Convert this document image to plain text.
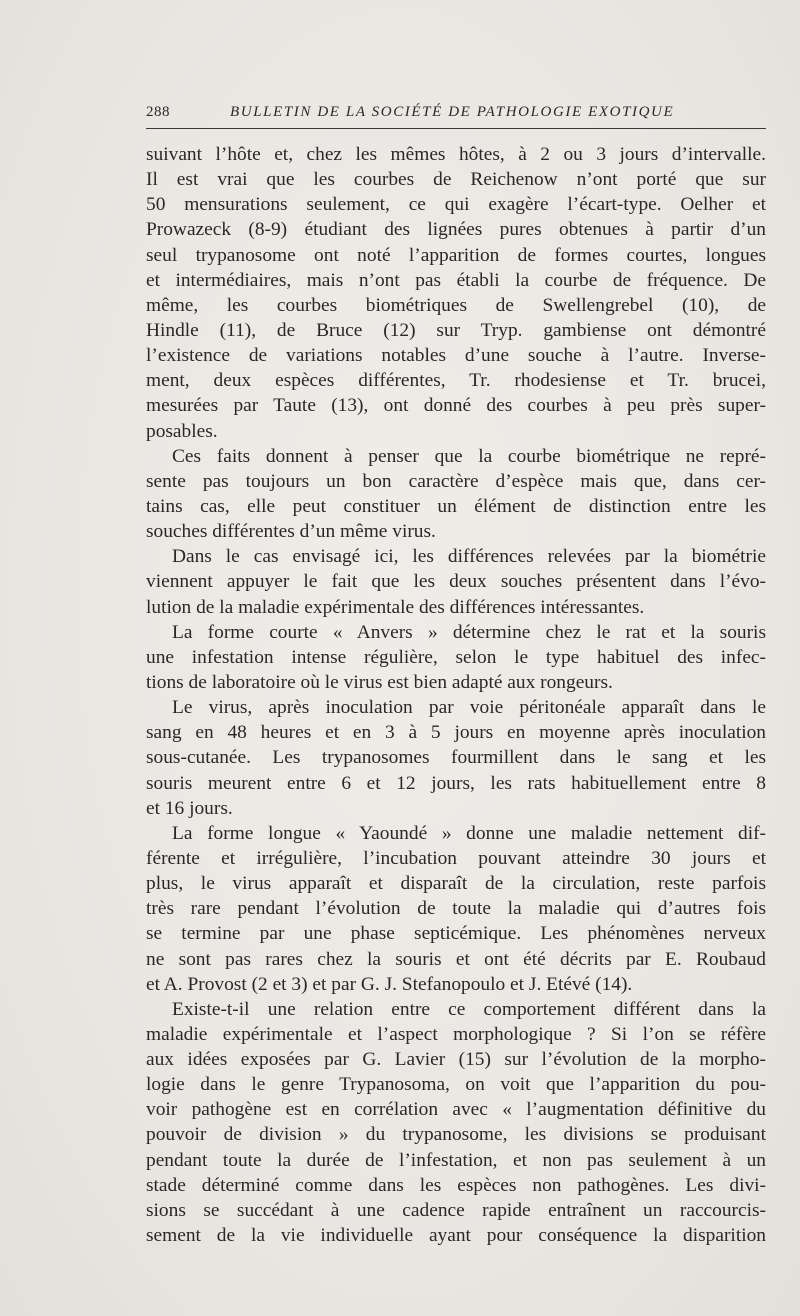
288	BULLETIN DE LA SOCIÉTÉ DE PATHOLOGIE EXOTIQUE
suivant l’hôte et, chez les mêmes hôtes, à 2 ou 3 jours d’intervalle.
Il est vrai que les courbes de Reichenow n’ont porté que sur
50 mensurations seulement, ce qui exagère l’écart-type. Oelher et
Prowazeck (8-9) étudiant des lignées pures obtenues à partir d’un
seul trypanosome ont noté l’apparition de formes courtes, longues
et intermédiaires, mais n’ont pas établi la courbe de fréquence. De
même, les courbes biométriques de Swellengrebel (10), de
Hindle (11), de Bruce (12) sur Tryp. gambiense ont démontré
l’existence de variations notables d’une souche à l’autre. Inverse-
ment, deux espèces différentes, Tr. rhodesiense et Tr. brucei,
mesurées par Taute (13), ont donné des courbes à peu près super-
posables.
Ces faits donnent à penser que la courbe biométrique ne repré-
sente pas toujours un bon caractère d’espèce mais que, dans cer-
tains cas, elle peut constituer un élément de distinction entre les
souches différentes d’un même virus.
Dans le cas envisagé ici, les différences relevées par la biométrie
viennent appuyer le fait que les deux souches présentent dans l’évo-
lution de la maladie expérimentale des différences intéressantes.
La forme courte « Anvers » détermine chez le rat et la souris
une infestation intense régulière, selon le type habituel des infec-
tions de laboratoire où le virus est bien adapté aux rongeurs.
Le virus, après inoculation par voie péritonéale apparaît dans le
sang en 48 heures et en 3 à 5 jours en moyenne après inoculation
sous-cutanée. Les trypanosomes fourmillent dans le sang et les
souris meurent entre 6 et 12 jours, les rats habituellement entre 8
et 16 jours.
La forme longue « Yaoundé » donne une maladie nettement dif-
férente et irrégulière, l’incubation pouvant atteindre 30 jours et
plus, le virus apparaît et disparaît de la circulation, reste parfois
très rare pendant l’évolution de toute la maladie qui d’autres fois
se termine par une phase septicémique. Les phénomènes nerveux
ne sont pas rares chez la souris et ont été décrits par E. Roubaud
et A. Provost (2 et 3) et par G. J. Stefanopoulo et J. Etévé (14).
Existe-t-il une relation entre ce comportement différent dans la
maladie expérimentale et l’aspect morphologique ? Si l’on se réfère
aux idées exposées par G. Lavier (15) sur l’évolution de la morpho-
logie dans le genre Trypanosoma, on voit que l’apparition du pou-
voir pathogène est en corrélation avec « l’augmentation définitive du
pouvoir de division » du trypanosome, les divisions se produisant
pendant toute la durée de l’infestation, et non pas seulement à un
stade déterminé comme dans les espèces non pathogènes. Les divi-
sions se succédant à une cadence rapide entraînent un raccourcis-
sement de la vie individuelle ayant pour conséquence la disparition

--------------------

Each line above that contains "entre" must be copied out.

tains cas, elle peut constituer un élément de distinction entre les
souris meurent entre 6 et 12 jours, les rats habituellement entre 8
Existe-t-il une relation entre ce comportement différent dans la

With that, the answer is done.